• THE EXERCISE: Scan the listing below. Report each line that includes "only".

________________________________________

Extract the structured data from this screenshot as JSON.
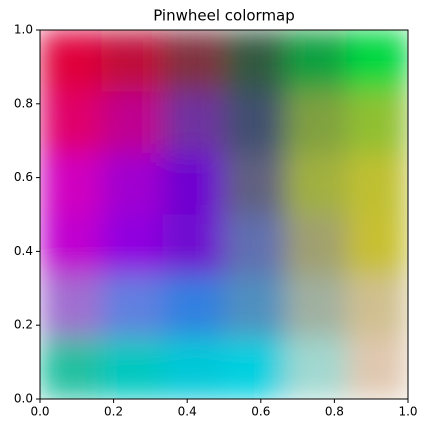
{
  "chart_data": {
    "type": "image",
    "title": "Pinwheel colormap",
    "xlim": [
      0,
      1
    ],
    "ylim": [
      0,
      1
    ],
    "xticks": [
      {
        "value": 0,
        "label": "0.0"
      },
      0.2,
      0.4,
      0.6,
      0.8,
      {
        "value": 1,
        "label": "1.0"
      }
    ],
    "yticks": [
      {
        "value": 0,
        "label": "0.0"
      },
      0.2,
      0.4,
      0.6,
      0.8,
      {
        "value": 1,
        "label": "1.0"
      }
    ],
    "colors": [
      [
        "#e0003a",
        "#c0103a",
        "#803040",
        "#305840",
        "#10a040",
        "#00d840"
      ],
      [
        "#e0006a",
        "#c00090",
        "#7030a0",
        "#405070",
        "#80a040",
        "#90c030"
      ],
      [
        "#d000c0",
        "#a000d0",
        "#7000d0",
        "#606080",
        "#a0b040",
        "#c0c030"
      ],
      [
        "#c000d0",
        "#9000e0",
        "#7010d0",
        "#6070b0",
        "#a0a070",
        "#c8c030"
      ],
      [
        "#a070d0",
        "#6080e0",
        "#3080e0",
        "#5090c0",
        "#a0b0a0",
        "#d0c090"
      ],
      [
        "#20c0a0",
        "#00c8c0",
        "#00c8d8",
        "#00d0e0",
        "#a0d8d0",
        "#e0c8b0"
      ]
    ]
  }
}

________________________________________

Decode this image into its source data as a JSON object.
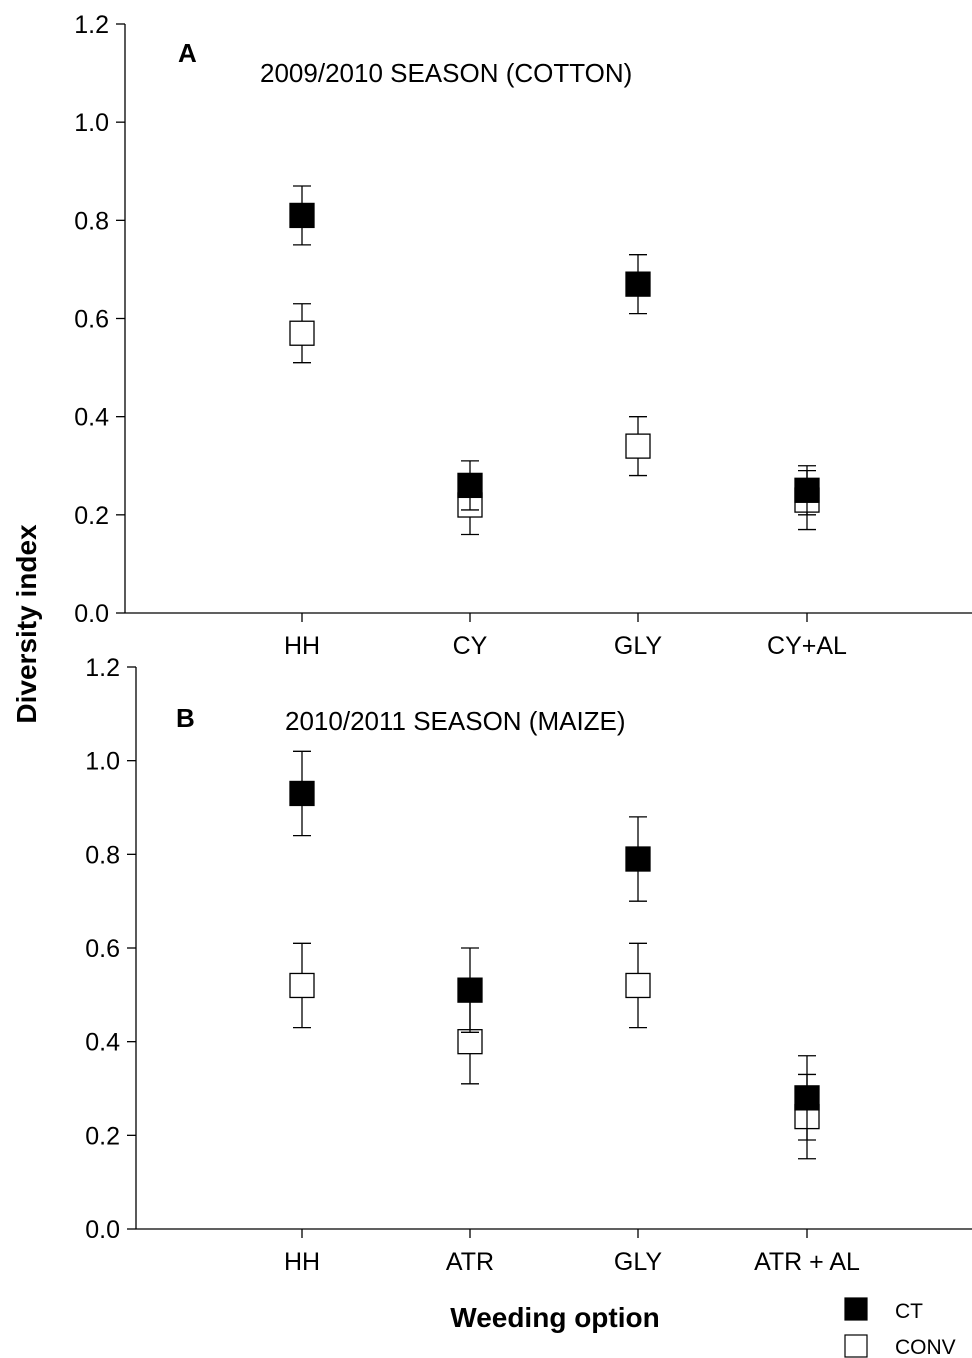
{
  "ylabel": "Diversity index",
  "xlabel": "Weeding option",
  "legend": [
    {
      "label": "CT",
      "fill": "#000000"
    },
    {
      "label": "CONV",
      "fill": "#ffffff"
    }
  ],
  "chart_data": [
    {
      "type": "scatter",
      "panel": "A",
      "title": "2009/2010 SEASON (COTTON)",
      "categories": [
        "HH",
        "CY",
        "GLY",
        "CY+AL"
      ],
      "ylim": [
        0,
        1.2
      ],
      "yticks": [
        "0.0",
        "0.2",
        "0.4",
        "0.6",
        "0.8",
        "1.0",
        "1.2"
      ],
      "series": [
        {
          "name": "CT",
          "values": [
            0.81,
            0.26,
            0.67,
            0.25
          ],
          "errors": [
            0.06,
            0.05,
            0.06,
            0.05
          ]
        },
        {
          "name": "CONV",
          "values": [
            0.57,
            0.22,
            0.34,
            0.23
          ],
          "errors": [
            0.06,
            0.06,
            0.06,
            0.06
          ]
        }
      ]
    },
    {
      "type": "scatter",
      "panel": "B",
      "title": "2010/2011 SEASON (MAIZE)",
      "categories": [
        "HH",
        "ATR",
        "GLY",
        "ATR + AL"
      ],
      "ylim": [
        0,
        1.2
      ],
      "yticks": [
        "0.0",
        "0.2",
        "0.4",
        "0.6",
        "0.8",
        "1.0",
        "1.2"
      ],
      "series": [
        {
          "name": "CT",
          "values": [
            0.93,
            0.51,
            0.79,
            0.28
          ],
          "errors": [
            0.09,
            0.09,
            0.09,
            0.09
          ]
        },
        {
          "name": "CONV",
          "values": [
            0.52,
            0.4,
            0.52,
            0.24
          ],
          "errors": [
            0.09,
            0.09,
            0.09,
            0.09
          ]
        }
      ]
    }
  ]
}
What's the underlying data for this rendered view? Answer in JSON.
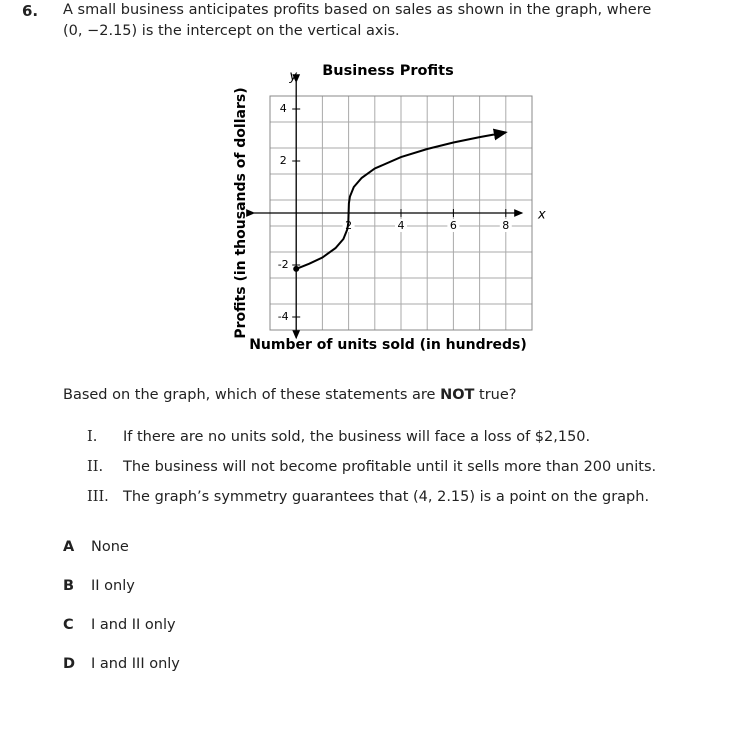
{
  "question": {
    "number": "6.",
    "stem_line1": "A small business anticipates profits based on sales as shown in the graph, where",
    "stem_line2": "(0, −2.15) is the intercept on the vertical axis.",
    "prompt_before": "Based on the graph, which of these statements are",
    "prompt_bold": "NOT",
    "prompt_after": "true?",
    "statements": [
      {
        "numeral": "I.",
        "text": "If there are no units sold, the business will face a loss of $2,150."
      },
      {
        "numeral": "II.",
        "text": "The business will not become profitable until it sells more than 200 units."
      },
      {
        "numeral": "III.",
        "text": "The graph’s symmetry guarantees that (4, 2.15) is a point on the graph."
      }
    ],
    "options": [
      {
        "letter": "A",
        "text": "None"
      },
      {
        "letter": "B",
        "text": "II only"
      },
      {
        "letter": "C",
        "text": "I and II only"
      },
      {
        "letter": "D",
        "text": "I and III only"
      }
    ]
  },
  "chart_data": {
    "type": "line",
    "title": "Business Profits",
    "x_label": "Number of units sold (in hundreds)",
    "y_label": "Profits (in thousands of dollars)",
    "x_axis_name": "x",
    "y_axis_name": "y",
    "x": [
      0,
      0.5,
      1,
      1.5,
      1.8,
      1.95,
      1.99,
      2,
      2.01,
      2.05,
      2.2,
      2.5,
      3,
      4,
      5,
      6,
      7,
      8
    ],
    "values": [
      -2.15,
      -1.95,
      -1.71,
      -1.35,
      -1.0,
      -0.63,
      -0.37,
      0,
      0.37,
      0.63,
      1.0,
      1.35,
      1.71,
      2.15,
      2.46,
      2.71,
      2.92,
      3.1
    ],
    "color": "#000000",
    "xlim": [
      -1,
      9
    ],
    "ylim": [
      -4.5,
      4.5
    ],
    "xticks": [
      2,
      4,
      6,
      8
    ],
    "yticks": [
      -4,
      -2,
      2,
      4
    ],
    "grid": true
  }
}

________________________________________

• CORRECT OUTPUT:
        "text": "II only"
        "text": "I and II only"
        "text": "I and III only"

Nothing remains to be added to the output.